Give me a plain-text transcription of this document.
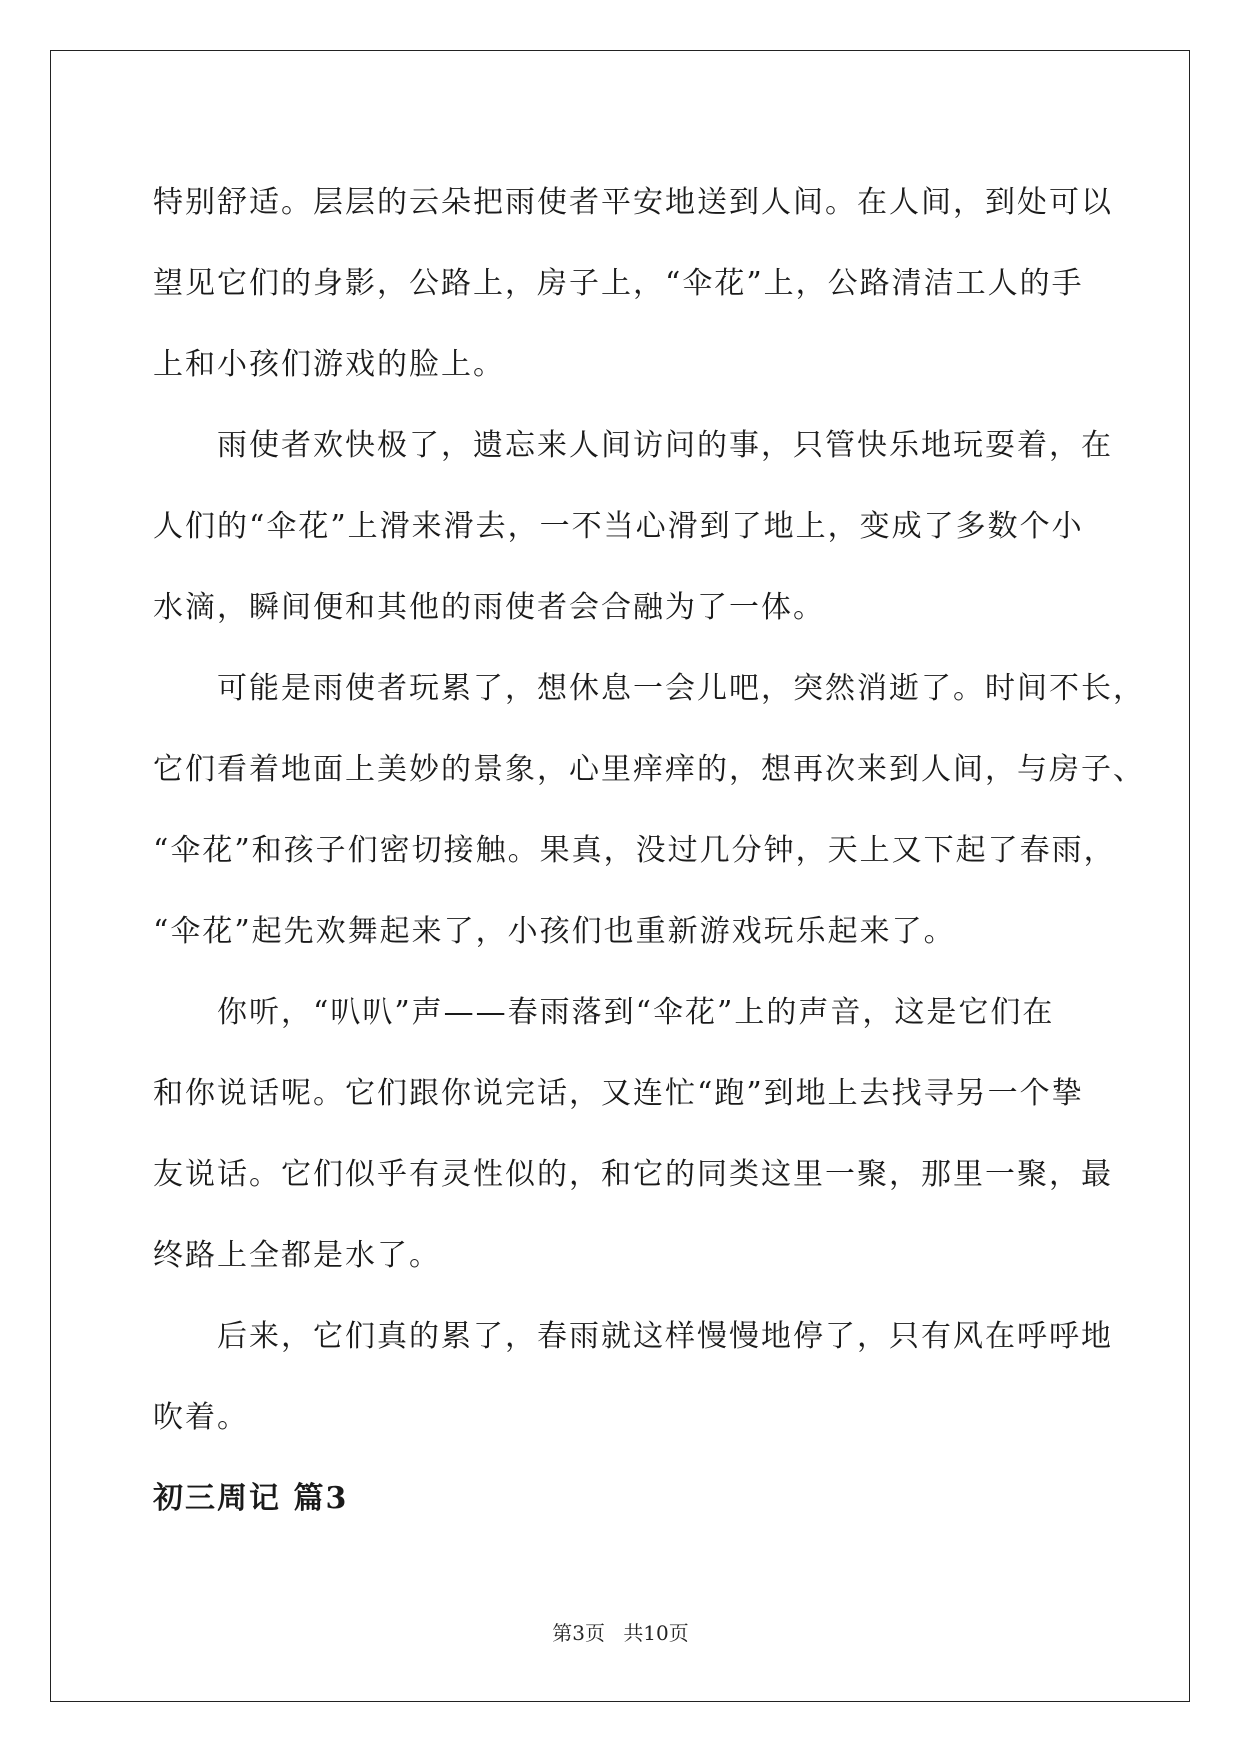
特别舒适。层层的云朵把雨使者平安地送到人间。在人间，到处可以
望见它们的身影，公路上，房子上，“伞花”上，公路清洁工人的手
上和小孩们游戏的脸上。

　　雨使者欢快极了，遗忘来人间访问的事，只管快乐地玩耍着，在
人们的“伞花”上滑来滑去，一不当心滑到了地上，变成了多数个小
水滴，瞬间便和其他的雨使者会合融为了一体。

　　可能是雨使者玩累了，想休息一会儿吧，突然消逝了。时间不长，
它们看着地面上美妙的景象，心里痒痒的，想再次来到人间，与房子、
“伞花”和孩子们密切接触。果真，没过几分钟，天上又下起了春雨，
“伞花”起先欢舞起来了，小孩们也重新游戏玩乐起来了。

　　你听，“叭叭”声——春雨落到“伞花”上的声音，这是它们在
和你说话呢。它们跟你说完话，又连忙“跑”到地上去找寻另一个挚
友说话。它们似乎有灵性似的，和它的同类这里一聚，那里一聚，最
终路上全都是水了。

　　后来，它们真的累了，春雨就这样慢慢地停了，只有风在呼呼地
吹着。

初三周记 篇3
第3页 共10页
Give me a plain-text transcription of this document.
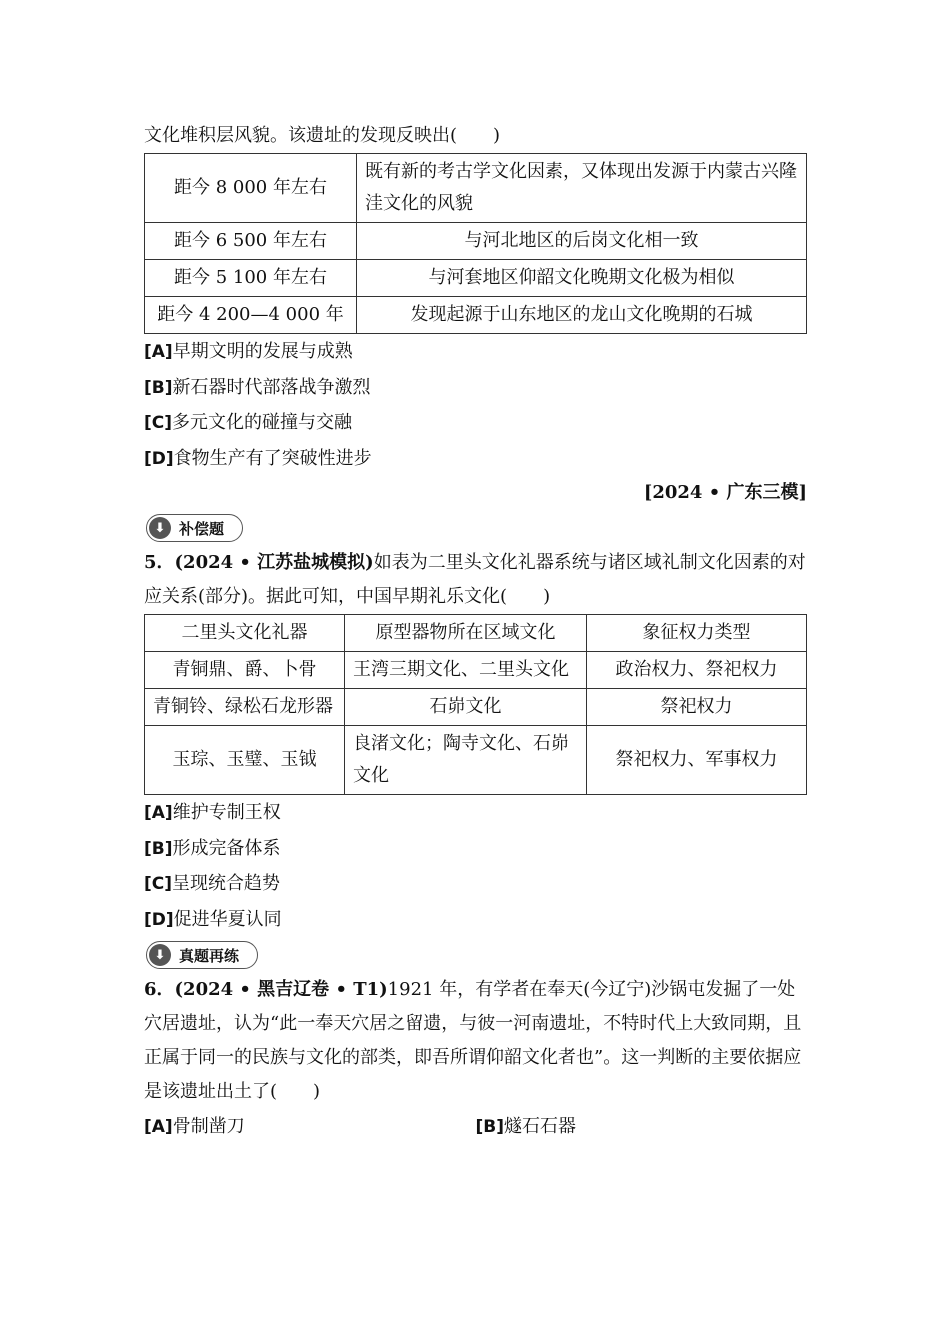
文化堆积层风貌。该遗址的发现反映出(　　)
距今 8 000 年左右	既有新的考古学文化因素，又体现出发源于内蒙古兴隆洼文化的风貌
距今 6 500 年左右	与河北地区的后岗文化相一致
距今 5 100 年左右	与河套地区仰韶文化晚期文化极为相似
距今 4 200—4 000 年	发现起源于山东地区的龙山文化晚期的石城
[A]早期文明的发展与成熟
[B]新石器时代部落战争激烈
[C]多元文化的碰撞与交融
[D]食物生产有了突破性进步
[2024 • 广东三模]
⬇ 补偿题
5．(2024 • 江苏盐城模拟)如表为二里头文化礼器系统与诸区域礼制文化因素的对应关系(部分)。据此可知，中国早期礼乐文化(　　)
二里头文化礼器	原型器物所在区域文化	象征权力类型
青铜鼎、爵、卜骨	王湾三期文化、二里头文化	政治权力、祭祀权力
青铜铃、绿松石龙形器	石峁文化	祭祀权力
玉琮、玉璧、玉钺	良渚文化；陶寺文化、石峁文化	祭祀权力、军事权力
[A]维护专制王权
[B]形成完备体系
[C]呈现统合趋势
[D]促进华夏认同
⬇ 真题再练
6．(2024 • 黑吉辽卷 • T1)1921 年，有学者在奉天(今辽宁)沙锅屯发掘了一处穴居遗址，认为“此一奉天穴居之留遗，与彼一河南遗址，不特时代上大致同期，且正属于同一的民族与文化的部类，即吾所谓仰韶文化者也”。这一判断的主要依据应是该遗址出土了(　　)
[A]骨制凿刀	[B]燧石石器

::::::

_GOAL_
Extract all the data above exactly, excluding every picture.

_EXERCISE ANSWER_
Give me a plain-text transcription of this document.
特别舒适。层层的云朵把雨使者平安地送到人间。在人间，到处可以
望见它们的身影，公路上，房子上，“伞花”上，公路清洁工人的手
上和小孩们游戏的脸上。

　　雨使者欢快极了，遗忘来人间访问的事，只管快乐地玩耍着，在
人们的“伞花”上滑来滑去，一不当心滑到了地上，变成了多数个小
水滴，瞬间便和其他的雨使者会合融为了一体。

　　可能是雨使者玩累了，想休息一会儿吧，突然消逝了。时间不长，
它们看着地面上美妙的景象，心里痒痒的，想再次来到人间，与房子、
“伞花”和孩子们密切接触。果真，没过几分钟，天上又下起了春雨，
“伞花”起先欢舞起来了，小孩们也重新游戏玩乐起来了。

　　你听，“叭叭”声——春雨落到“伞花”上的声音，这是它们在
和你说话呢。它们跟你说完话，又连忙“跑”到地上去找寻另一个挚
友说话。它们似乎有灵性似的，和它的同类这里一聚，那里一聚，最
终路上全都是水了。

　　后来，它们真的累了，春雨就这样慢慢地停了，只有风在呼呼地
吹着。

初三周记 篇3
第3页 共10页
Give me a plain-text transcription of this document.
文化堆积层风貌。该遗址的发现反映出(　　)
距今 8 000 年左右	既有新的考古学文化因素，又体现出发源于内蒙古兴隆洼文化的风貌
距今 6 500 年左右	与河北地区的后岗文化相一致
距今 5 100 年左右	与河套地区仰韶文化晚期文化极为相似
距今 4 200—4 000 年	发现起源于山东地区的龙山文化晚期的石城
[A]早期文明的发展与成熟
[B]新石器时代部落战争激烈
[C]多元文化的碰撞与交融
[D]食物生产有了突破性进步
[2024 • 广东三模]
⬇ 补偿题
5．(2024 • 江苏盐城模拟)如表为二里头文化礼器系统与诸区域礼制文化因素的对应关系(部分)。据此可知，中国早期礼乐文化(　　)
二里头文化礼器	原型器物所在区域文化	象征权力类型
青铜鼎、爵、卜骨	王湾三期文化、二里头文化	政治权力、祭祀权力
青铜铃、绿松石龙形器	石峁文化	祭祀权力
玉琮、玉璧、玉钺	良渚文化；陶寺文化、石峁文化	祭祀权力、军事权力
[A]维护专制王权
[B]形成完备体系
[C]呈现统合趋势
[D]促进华夏认同
⬇ 真题再练
6．(2024 • 黑吉辽卷 • T1)1921 年，有学者在奉天(今辽宁)沙锅屯发掘了一处穴居遗址，认为“此一奉天穴居之留遗，与彼一河南遗址，不特时代上大致同期，且正属于同一的民族与文化的部类，即吾所谓仰韶文化者也”。这一判断的主要依据应是该遗址出土了(　　)
[A]骨制凿刀	[B]燧石石器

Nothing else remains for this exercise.